** Written problem **
From the records below, copy every line that contains the word "recommended".

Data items
== == ==
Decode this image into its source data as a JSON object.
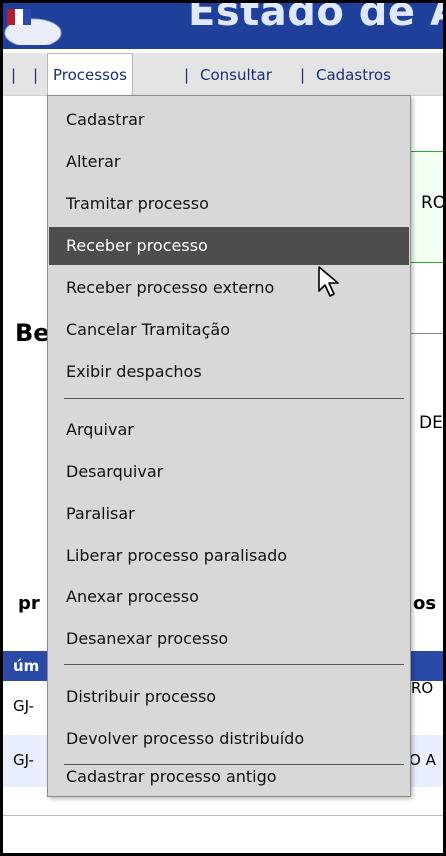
{
  "header": {
    "title": "Estado de A"
  },
  "nav": {
    "separator": "|",
    "items": [
      "Processos",
      "Consultar",
      "Cadastros"
    ]
  },
  "background": {
    "text_ro": "RO",
    "text_be": "Be",
    "text_de": "DE",
    "text_pr": "pr",
    "text_os": "os",
    "header_um": "úm",
    "row1_left": "GJ-",
    "row1_right": "RO",
    "row2_left": "GJ-",
    "row2_right": "O A"
  },
  "menu": {
    "group1": [
      "Cadastrar",
      "Alterar",
      "Tramitar processo",
      "Receber processo",
      "Receber processo externo",
      "Cancelar Tramitação",
      "Exibir despachos"
    ],
    "group2": [
      "Arquivar",
      "Desarquivar",
      "Paralisar",
      "Liberar processo paralisado",
      "Anexar processo",
      "Desanexar processo"
    ],
    "group3": [
      "Distribuir processo",
      "Devolver processo distribuído"
    ],
    "group4": [
      "Cadastrar processo antigo"
    ],
    "active_item": "Receber processo"
  },
  "colors": {
    "header_blue": "#1e3f9a",
    "menu_bg": "#d8d8d8",
    "menu_active_bg": "#4d4d4d",
    "link_blue": "#1a2f7a",
    "green_border": "#2faa2a"
  }
}
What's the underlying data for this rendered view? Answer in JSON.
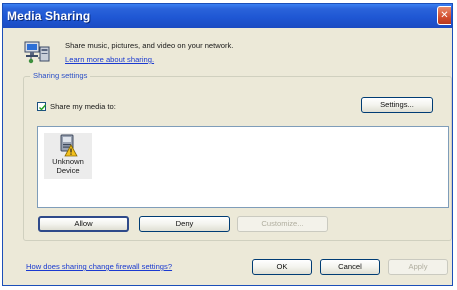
{
  "window": {
    "title": "Media Sharing",
    "close_icon": "close-icon"
  },
  "header": {
    "icon": "media-network-icon",
    "description": "Share music, pictures, and video on your network.",
    "learn_more_link": "Learn more about sharing."
  },
  "sharing_settings": {
    "group_label": "Sharing settings",
    "share_checkbox_label": "Share my media to:",
    "share_checked": true,
    "settings_button": "Settings...",
    "devices": [
      {
        "icon": "unknown-device-warning-icon",
        "label_line1": "Unknown",
        "label_line2": "Device"
      }
    ],
    "allow_button": "Allow",
    "deny_button": "Deny",
    "customize_button": "Customize..."
  },
  "footer": {
    "firewall_link": "How does sharing change firewall settings?",
    "ok_button": "OK",
    "cancel_button": "Cancel",
    "apply_button": "Apply"
  },
  "colors": {
    "title_bar": "#1f57d4",
    "dialog_background": "#ece9d8",
    "link": "#1a3ad0",
    "group_label": "#2b4fc7",
    "close_button": "#d24e2e"
  }
}
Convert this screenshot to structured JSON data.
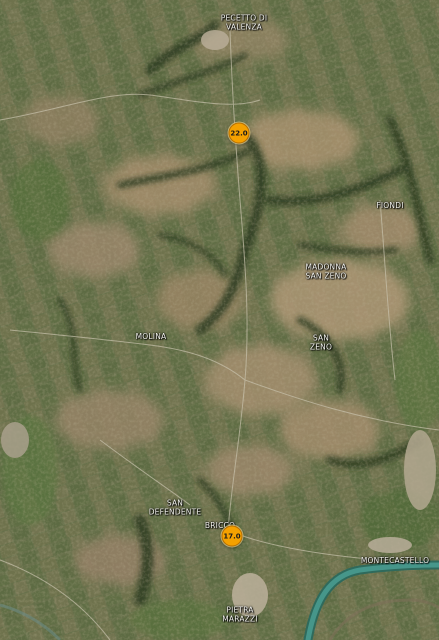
{
  "map": {
    "places": [
      {
        "id": "pecetto-di-valenza",
        "name": "PECETTO DI\nVALENZA"
      },
      {
        "id": "fiondi",
        "name": "FIONDI"
      },
      {
        "id": "madonna-san-zeno",
        "name": "MADONNA\nSAN ZENO"
      },
      {
        "id": "molina",
        "name": "MOLINA"
      },
      {
        "id": "san-zeno",
        "name": "SAN\nZENO"
      },
      {
        "id": "san-defendente",
        "name": "SAN\nDEFENDENTE"
      },
      {
        "id": "bricco",
        "name": "BRICCO"
      },
      {
        "id": "montecastello",
        "name": "MONTECASTELLO"
      },
      {
        "id": "pietra-marazzi",
        "name": "PIETRA\nMARAZZI"
      }
    ],
    "markers": [
      {
        "id": "marker-22",
        "value": "22.0"
      },
      {
        "id": "marker-17",
        "value": "17.0"
      }
    ],
    "colors": {
      "marker_fill": "#f5a100",
      "river": "#3c8a78",
      "fields_light": "#a08c6a",
      "fields_green": "#5f7245"
    }
  }
}
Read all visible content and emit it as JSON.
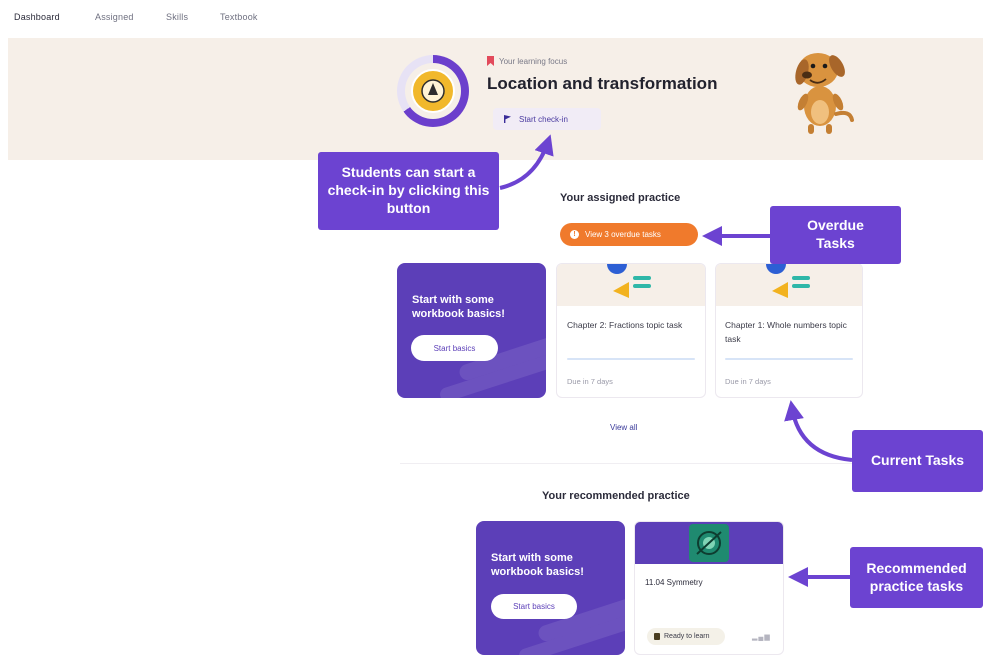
{
  "nav": {
    "items": [
      {
        "label": "Dashboard"
      },
      {
        "label": "Assigned"
      },
      {
        "label": "Skills"
      },
      {
        "label": "Textbook"
      }
    ]
  },
  "focus": {
    "label": "Your learning focus",
    "title": "Location and transformation",
    "checkin_label": "Start check-in"
  },
  "assigned": {
    "title": "Your assigned practice",
    "overdue_label": "View 3 overdue tasks",
    "basics_text": "Start with some workbook basics!",
    "basics_button": "Start basics",
    "tasks": [
      {
        "title": "Chapter 2: Fractions topic task",
        "due": "Due in 7 days"
      },
      {
        "title": "Chapter 1: Whole numbers topic task",
        "due": "Due in 7 days"
      }
    ],
    "view_all": "View all"
  },
  "recommended": {
    "title": "Your recommended practice",
    "basics_text": "Start with some workbook basics!",
    "basics_button": "Start basics",
    "card_title": "11.04 Symmetry",
    "card_status": "Ready to learn"
  },
  "callouts": {
    "checkin": "Students can start a check-in by clicking this button",
    "overdue": "Overdue Tasks",
    "current": "Current Tasks",
    "recommended": "Recommended practice tasks"
  },
  "colors": {
    "purple": "#6c43d1",
    "orange": "#f07a2c",
    "banner": "#f6efe8",
    "gold": "#f1b82b"
  }
}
== == ==
** Written reply **
  "recommended": {
    "title": "Your recommended practice",
    "recommended": "Recommended practice tasks"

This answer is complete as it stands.